Copy the data precisely, character for character, and leave out every picture.

........

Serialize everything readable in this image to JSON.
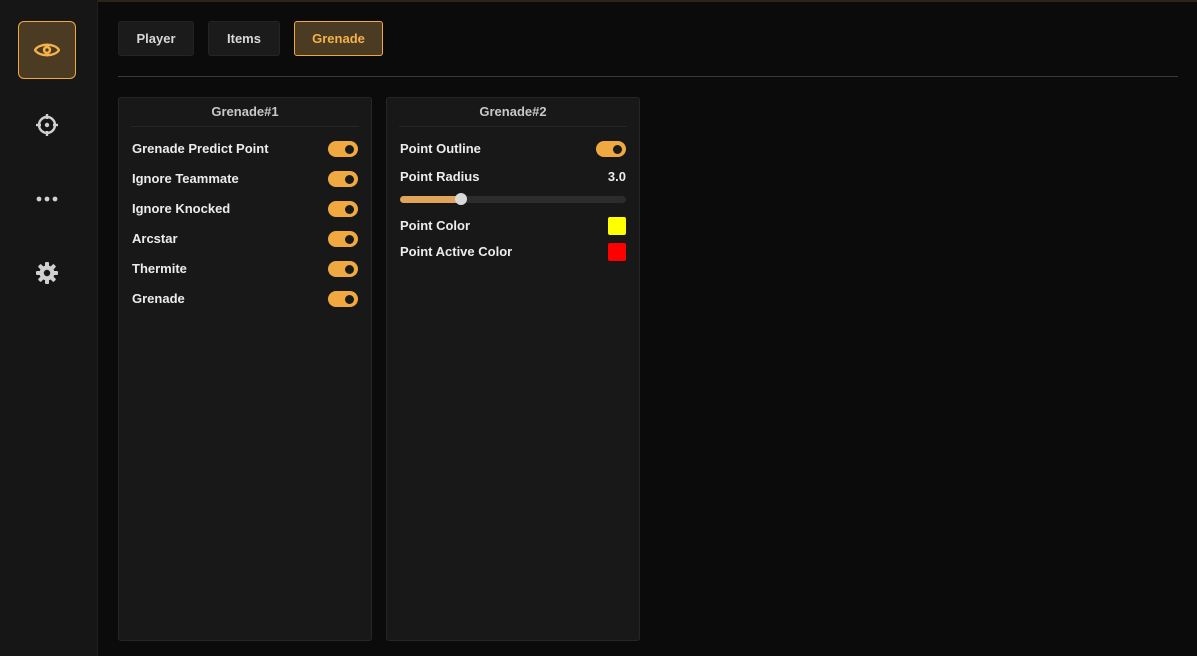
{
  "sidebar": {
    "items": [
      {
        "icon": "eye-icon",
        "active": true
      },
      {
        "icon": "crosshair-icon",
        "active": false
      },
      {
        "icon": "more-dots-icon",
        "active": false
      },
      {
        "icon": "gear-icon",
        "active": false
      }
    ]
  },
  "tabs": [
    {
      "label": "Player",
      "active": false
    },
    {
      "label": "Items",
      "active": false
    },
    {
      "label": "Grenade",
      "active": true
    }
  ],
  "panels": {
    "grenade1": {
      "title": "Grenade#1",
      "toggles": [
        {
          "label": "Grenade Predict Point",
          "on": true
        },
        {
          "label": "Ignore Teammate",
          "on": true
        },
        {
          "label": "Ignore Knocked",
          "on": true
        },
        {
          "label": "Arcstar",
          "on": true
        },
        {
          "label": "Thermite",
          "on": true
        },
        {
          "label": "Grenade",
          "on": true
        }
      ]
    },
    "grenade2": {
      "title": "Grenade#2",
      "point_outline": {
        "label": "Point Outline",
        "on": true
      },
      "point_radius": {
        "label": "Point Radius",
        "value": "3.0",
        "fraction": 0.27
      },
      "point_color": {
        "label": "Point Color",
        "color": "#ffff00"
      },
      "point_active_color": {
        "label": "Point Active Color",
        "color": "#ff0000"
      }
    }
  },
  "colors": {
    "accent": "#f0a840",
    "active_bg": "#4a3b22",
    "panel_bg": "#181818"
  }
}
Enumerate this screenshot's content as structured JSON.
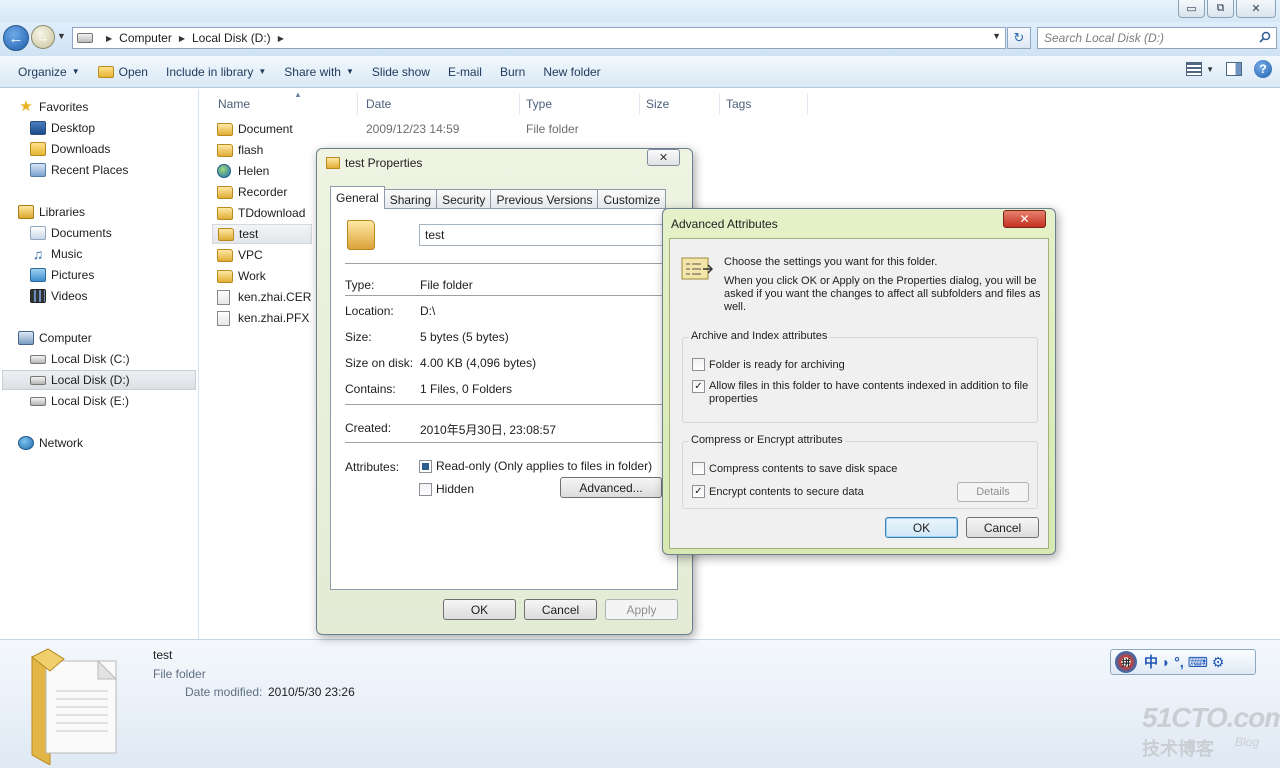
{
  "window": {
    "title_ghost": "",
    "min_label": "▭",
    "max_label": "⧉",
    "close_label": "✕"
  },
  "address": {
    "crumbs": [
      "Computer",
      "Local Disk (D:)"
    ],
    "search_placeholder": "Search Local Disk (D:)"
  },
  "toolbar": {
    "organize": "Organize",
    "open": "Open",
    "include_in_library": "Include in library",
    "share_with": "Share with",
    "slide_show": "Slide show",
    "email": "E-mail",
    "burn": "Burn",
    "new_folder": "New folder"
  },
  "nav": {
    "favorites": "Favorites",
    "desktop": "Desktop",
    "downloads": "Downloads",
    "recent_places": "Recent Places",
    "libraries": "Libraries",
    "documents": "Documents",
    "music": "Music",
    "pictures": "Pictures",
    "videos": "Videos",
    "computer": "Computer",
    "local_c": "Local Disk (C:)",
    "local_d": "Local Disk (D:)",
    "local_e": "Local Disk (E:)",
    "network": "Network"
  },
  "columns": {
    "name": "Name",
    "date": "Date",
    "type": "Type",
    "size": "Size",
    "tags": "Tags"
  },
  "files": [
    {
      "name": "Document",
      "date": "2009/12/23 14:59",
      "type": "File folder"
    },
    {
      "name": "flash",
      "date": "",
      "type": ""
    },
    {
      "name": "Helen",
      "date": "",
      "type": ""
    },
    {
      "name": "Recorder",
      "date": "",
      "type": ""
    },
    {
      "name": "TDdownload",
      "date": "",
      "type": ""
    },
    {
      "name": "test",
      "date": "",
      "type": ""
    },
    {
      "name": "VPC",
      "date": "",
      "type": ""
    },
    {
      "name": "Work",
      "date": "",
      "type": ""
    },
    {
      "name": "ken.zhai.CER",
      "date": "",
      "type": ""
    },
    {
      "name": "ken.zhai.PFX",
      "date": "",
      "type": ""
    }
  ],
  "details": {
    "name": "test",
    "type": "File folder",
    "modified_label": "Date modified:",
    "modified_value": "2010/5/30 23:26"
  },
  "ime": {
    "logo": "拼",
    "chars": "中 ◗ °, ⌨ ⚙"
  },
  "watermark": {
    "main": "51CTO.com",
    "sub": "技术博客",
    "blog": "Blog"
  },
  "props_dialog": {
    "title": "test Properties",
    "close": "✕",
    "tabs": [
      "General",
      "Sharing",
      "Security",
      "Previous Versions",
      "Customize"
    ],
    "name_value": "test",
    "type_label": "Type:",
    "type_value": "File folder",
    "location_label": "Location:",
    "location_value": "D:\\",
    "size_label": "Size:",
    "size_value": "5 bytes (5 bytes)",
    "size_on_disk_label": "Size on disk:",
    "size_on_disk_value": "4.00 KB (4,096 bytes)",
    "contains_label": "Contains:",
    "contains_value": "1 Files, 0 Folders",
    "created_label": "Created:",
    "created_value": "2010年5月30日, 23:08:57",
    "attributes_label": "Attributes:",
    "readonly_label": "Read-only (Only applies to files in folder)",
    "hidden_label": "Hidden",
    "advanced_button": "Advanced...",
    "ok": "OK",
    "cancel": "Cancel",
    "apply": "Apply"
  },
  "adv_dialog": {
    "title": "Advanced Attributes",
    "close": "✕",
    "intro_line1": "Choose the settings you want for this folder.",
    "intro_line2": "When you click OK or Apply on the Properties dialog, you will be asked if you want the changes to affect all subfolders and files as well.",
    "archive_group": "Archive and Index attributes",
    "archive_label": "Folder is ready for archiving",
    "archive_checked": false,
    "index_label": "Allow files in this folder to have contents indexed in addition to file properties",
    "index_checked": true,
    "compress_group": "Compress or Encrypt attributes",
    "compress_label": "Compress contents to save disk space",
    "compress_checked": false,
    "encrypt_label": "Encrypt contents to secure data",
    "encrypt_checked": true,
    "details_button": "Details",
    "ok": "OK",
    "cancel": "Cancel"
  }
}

........

» **Solution below**
Serialize everything readable in this image to JSON.
{
  "sidebar": {
    "items": [
      {
        "icon": "eye-icon",
        "active": true
      },
      {
        "icon": "crosshair-icon",
        "active": false
      },
      {
        "icon": "more-dots-icon",
        "active": false
      },
      {
        "icon": "gear-icon",
        "active": false
      }
    ]
  },
  "tabs": [
    {
      "label": "Player",
      "active": false
    },
    {
      "label": "Items",
      "active": false
    },
    {
      "label": "Grenade",
      "active": true
    }
  ],
  "panels": {
    "grenade1": {
      "title": "Grenade#1",
      "toggles": [
        {
          "label": "Grenade Predict Point",
          "on": true
        },
        {
          "label": "Ignore Teammate",
          "on": true
        },
        {
          "label": "Ignore Knocked",
          "on": true
        },
        {
          "label": "Arcstar",
          "on": true
        },
        {
          "label": "Thermite",
          "on": true
        },
        {
          "label": "Grenade",
          "on": true
        }
      ]
    },
    "grenade2": {
      "title": "Grenade#2",
      "point_outline": {
        "label": "Point Outline",
        "on": true
      },
      "point_radius": {
        "label": "Point Radius",
        "value": "3.0",
        "fraction": 0.27
      },
      "point_color": {
        "label": "Point Color",
        "color": "#ffff00"
      },
      "point_active_color": {
        "label": "Point Active Color",
        "color": "#ff0000"
      }
    }
  },
  "colors": {
    "accent": "#f0a840",
    "active_bg": "#4a3b22",
    "panel_bg": "#181818"
  }
}
Enumerate this screenshot's content as structured JSON.
{
  "window": {
    "title_ghost": "",
    "min_label": "▭",
    "max_label": "⧉",
    "close_label": "✕"
  },
  "address": {
    "crumbs": [
      "Computer",
      "Local Disk (D:)"
    ],
    "search_placeholder": "Search Local Disk (D:)"
  },
  "toolbar": {
    "organize": "Organize",
    "open": "Open",
    "include_in_library": "Include in library",
    "share_with": "Share with",
    "slide_show": "Slide show",
    "email": "E-mail",
    "burn": "Burn",
    "new_folder": "New folder"
  },
  "nav": {
    "favorites": "Favorites",
    "desktop": "Desktop",
    "downloads": "Downloads",
    "recent_places": "Recent Places",
    "libraries": "Libraries",
    "documents": "Documents",
    "music": "Music",
    "pictures": "Pictures",
    "videos": "Videos",
    "computer": "Computer",
    "local_c": "Local Disk (C:)",
    "local_d": "Local Disk (D:)",
    "local_e": "Local Disk (E:)",
    "network": "Network"
  },
  "columns": {
    "name": "Name",
    "date": "Date",
    "type": "Type",
    "size": "Size",
    "tags": "Tags"
  },
  "files": [
    {
      "name": "Document",
      "date": "2009/12/23 14:59",
      "type": "File folder"
    },
    {
      "name": "flash",
      "date": "",
      "type": ""
    },
    {
      "name": "Helen",
      "date": "",
      "type": ""
    },
    {
      "name": "Recorder",
      "date": "",
      "type": ""
    },
    {
      "name": "TDdownload",
      "date": "",
      "type": ""
    },
    {
      "name": "test",
      "date": "",
      "type": ""
    },
    {
      "name": "VPC",
      "date": "",
      "type": ""
    },
    {
      "name": "Work",
      "date": "",
      "type": ""
    },
    {
      "name": "ken.zhai.CER",
      "date": "",
      "type": ""
    },
    {
      "name": "ken.zhai.PFX",
      "date": "",
      "type": ""
    }
  ],
  "details": {
    "name": "test",
    "type": "File folder",
    "modified_label": "Date modified:",
    "modified_value": "2010/5/30 23:26"
  },
  "ime": {
    "logo": "拼",
    "chars": "中 ◗ °, ⌨ ⚙"
  },
  "watermark": {
    "main": "51CTO.com",
    "sub": "技术博客",
    "blog": "Blog"
  },
  "props_dialog": {
    "title": "test Properties",
    "close": "✕",
    "tabs": [
      "General",
      "Sharing",
      "Security",
      "Previous Versions",
      "Customize"
    ],
    "name_value": "test",
    "type_label": "Type:",
    "type_value": "File folder",
    "location_label": "Location:",
    "location_value": "D:\\",
    "size_label": "Size:",
    "size_value": "5 bytes (5 bytes)",
    "size_on_disk_label": "Size on disk:",
    "size_on_disk_value": "4.00 KB (4,096 bytes)",
    "contains_label": "Contains:",
    "contains_value": "1 Files, 0 Folders",
    "created_label": "Created:",
    "created_value": "2010年5月30日, 23:08:57",
    "attributes_label": "Attributes:",
    "readonly_label": "Read-only (Only applies to files in folder)",
    "hidden_label": "Hidden",
    "advanced_button": "Advanced...",
    "ok": "OK",
    "cancel": "Cancel",
    "apply": "Apply"
  },
  "adv_dialog": {
    "title": "Advanced Attributes",
    "close": "✕",
    "intro_line1": "Choose the settings you want for this folder.",
    "intro_line2": "When you click OK or Apply on the Properties dialog, you will be asked if you want the changes to affect all subfolders and files as well.",
    "archive_group": "Archive and Index attributes",
    "archive_label": "Folder is ready for archiving",
    "archive_checked": false,
    "index_label": "Allow files in this folder to have contents indexed in addition to file properties",
    "index_checked": true,
    "compress_group": "Compress or Encrypt attributes",
    "compress_label": "Compress contents to save disk space",
    "compress_checked": false,
    "encrypt_label": "Encrypt contents to secure data",
    "encrypt_checked": true,
    "details_button": "Details",
    "ok": "OK",
    "cancel": "Cancel"
  }
}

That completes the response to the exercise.